begin MATERIALS PROVIDED

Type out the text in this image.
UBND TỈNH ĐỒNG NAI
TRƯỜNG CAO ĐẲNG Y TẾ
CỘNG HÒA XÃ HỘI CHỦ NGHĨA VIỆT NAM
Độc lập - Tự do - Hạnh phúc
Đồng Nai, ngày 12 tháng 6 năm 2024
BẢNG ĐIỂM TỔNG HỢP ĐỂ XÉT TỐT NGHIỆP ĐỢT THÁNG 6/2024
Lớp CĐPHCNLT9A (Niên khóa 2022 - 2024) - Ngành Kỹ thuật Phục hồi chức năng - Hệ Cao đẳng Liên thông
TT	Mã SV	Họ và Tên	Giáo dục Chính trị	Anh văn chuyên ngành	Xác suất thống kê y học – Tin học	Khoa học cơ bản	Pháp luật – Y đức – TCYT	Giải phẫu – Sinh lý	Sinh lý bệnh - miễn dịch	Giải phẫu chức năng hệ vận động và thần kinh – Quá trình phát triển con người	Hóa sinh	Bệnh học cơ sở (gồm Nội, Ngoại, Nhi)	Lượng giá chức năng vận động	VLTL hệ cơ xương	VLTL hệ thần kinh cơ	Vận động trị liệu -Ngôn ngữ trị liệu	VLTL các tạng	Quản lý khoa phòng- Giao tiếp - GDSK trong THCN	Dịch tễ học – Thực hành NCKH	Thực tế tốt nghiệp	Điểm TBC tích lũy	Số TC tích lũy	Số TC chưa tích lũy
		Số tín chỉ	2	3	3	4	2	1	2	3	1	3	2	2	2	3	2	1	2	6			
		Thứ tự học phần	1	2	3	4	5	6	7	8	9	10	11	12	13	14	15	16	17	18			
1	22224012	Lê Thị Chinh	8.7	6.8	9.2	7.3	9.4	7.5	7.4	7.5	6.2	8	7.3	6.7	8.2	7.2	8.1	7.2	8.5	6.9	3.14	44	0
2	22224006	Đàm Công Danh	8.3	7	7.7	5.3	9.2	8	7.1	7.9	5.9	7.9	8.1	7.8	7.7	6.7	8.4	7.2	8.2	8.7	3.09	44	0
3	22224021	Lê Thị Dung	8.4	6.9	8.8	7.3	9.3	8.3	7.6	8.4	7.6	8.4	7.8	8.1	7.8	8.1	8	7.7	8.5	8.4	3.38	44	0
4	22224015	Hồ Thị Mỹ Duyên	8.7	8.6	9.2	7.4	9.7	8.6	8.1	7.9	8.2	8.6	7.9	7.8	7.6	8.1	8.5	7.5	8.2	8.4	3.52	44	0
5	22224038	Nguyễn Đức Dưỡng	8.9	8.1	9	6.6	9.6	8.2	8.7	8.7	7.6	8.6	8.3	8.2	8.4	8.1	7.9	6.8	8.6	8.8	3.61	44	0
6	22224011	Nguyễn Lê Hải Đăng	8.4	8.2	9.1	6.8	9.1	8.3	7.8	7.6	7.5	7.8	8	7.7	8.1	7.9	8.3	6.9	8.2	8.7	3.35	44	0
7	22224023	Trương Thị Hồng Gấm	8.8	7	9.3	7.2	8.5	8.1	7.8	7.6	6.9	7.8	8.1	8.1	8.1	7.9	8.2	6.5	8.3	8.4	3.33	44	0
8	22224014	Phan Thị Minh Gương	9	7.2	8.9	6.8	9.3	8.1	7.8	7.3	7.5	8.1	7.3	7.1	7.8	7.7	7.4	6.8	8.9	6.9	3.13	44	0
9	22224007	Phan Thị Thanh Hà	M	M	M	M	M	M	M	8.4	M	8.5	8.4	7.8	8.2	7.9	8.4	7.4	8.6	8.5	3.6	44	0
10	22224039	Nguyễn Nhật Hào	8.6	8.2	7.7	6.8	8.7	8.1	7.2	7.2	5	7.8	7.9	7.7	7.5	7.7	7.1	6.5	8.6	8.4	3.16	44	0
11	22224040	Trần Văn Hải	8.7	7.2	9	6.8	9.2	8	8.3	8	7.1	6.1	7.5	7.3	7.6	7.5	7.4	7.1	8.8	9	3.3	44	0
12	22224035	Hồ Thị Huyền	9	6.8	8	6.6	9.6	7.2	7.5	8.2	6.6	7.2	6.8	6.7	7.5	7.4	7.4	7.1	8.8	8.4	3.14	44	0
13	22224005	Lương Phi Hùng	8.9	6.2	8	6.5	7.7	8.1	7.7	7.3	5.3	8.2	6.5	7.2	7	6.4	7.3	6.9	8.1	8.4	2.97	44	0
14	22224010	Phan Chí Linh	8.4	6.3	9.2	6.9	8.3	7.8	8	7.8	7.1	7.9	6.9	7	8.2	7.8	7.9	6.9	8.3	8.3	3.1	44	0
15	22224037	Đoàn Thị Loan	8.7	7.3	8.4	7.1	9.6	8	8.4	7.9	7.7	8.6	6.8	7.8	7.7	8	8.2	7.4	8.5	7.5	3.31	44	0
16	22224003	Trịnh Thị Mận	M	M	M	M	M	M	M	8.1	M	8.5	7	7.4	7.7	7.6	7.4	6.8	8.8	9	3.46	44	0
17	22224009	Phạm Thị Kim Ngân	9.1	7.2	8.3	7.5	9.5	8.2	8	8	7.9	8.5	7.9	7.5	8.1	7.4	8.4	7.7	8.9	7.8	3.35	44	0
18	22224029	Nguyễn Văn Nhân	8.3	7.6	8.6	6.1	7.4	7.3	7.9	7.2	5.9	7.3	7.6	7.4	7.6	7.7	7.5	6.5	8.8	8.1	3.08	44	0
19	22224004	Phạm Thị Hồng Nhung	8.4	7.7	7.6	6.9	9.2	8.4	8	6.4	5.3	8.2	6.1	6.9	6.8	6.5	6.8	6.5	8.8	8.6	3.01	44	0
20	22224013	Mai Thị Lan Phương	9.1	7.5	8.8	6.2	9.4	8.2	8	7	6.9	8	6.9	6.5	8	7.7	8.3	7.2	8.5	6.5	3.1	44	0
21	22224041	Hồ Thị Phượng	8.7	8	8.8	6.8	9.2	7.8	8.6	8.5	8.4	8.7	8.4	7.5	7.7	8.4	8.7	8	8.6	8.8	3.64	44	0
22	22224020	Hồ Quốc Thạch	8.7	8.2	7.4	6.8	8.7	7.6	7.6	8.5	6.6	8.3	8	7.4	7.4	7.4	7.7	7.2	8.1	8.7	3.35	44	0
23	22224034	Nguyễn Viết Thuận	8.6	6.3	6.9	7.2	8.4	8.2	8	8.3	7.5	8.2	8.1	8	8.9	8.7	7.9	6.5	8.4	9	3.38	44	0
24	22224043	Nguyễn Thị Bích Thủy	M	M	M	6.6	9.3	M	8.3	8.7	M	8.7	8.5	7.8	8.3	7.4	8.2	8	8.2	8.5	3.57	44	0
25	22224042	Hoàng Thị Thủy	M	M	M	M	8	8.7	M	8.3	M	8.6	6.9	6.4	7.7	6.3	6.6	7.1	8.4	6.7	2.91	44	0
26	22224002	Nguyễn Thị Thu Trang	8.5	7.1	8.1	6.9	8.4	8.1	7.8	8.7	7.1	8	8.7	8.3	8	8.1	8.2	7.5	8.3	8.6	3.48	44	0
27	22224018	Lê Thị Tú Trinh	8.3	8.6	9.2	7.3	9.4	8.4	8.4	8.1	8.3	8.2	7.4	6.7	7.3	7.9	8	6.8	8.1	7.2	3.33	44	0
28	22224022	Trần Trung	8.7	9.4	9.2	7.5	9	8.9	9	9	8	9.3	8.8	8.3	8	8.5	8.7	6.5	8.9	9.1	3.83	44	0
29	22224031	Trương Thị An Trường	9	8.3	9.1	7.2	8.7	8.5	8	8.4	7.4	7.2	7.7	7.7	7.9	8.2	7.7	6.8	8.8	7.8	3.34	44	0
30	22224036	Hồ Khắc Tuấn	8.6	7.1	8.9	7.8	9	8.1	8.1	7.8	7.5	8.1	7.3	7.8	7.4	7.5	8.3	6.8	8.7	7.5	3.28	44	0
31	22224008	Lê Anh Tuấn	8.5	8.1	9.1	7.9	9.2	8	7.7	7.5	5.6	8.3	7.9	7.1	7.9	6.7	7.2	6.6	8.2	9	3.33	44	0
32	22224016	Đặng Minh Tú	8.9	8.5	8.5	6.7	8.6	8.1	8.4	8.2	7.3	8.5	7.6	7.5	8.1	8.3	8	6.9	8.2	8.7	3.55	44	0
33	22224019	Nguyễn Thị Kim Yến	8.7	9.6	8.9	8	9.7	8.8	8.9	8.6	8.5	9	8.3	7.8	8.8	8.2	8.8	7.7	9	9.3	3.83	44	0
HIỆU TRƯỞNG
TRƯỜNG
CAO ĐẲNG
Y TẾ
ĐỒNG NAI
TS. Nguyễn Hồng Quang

end MATERIALS PROVIDED

INSTRUCTIONS TO FOLLOW
Locate all lines that include the word "Minh" and copy them out.

SOLUTION TO THE PROBLEM
8	22224014	Phan Thị Minh Gương	9	7.2	8.9	6.8	9.3	8.1	7.8	7.3	7.5	8.1	7.3	7.1	7.8	7.7	7.4	6.8	8.9	6.9	3.13	44	0
32	22224016	Đặng Minh Tú	8.9	8.5	8.5	6.7	8.6	8.1	8.4	8.2	7.3	8.5	7.6	7.5	8.1	8.3	8	6.9	8.2	8.7	3.55	44	0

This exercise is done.